══ DATASET EXCERPTS

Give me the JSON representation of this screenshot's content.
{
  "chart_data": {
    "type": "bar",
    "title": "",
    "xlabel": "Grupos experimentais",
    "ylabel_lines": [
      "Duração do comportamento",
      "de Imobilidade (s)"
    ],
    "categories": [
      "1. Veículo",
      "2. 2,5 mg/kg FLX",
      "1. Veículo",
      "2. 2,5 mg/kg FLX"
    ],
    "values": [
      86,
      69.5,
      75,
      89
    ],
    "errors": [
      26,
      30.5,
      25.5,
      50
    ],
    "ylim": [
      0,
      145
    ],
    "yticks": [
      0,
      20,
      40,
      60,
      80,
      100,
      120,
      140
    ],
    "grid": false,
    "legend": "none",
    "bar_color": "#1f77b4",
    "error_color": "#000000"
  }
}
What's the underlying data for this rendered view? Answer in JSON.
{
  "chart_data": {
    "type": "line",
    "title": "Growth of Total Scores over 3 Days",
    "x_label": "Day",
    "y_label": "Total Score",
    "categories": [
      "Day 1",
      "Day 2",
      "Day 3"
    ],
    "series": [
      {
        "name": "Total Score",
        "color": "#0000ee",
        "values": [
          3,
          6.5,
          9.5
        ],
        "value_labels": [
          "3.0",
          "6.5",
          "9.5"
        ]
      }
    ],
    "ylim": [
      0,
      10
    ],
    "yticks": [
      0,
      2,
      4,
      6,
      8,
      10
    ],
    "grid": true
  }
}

════

* **THE TASK**:
Copy all of the data exactly.

* **SOLUTION TO THE EXERCISE**:
Give me the JSON representation of this screenshot's content.
{
  "chart_data": {
    "type": "bar",
    "title": "",
    "xlabel": "Grupos experimentais",
    "ylabel_lines": [
      "Duração do comportamento",
      "de Imobilidade (s)"
    ],
    "categories": [
      "1. Veículo",
      "2. 2,5 mg/kg FLX",
      "1. Veículo",
      "2. 2,5 mg/kg FLX"
    ],
    "values": [
      86,
      69.5,
      75,
      89
    ],
    "errors": [
      26,
      30.5,
      25.5,
      50
    ],
    "ylim": [
      0,
      145
    ],
    "yticks": [
      0,
      20,
      40,
      60,
      80,
      100,
      120,
      140
    ],
    "grid": false,
    "legend": "none",
    "bar_color": "#1f77b4",
    "error_color": "#000000"
  }
}
What's the underlying data for this rendered view? Answer in JSON.
{
  "chart_data": {
    "type": "line",
    "title": "Growth of Total Scores over 3 Days",
    "x_label": "Day",
    "y_label": "Total Score",
    "categories": [
      "Day 1",
      "Day 2",
      "Day 3"
    ],
    "series": [
      {
        "name": "Total Score",
        "color": "#0000ee",
        "values": [
          3,
          6.5,
          9.5
        ],
        "value_labels": [
          "3.0",
          "6.5",
          "9.5"
        ]
      }
    ],
    "ylim": [
      0,
      10
    ],
    "yticks": [
      0,
      2,
      4,
      6,
      8,
      10
    ],
    "grid": true
  }
}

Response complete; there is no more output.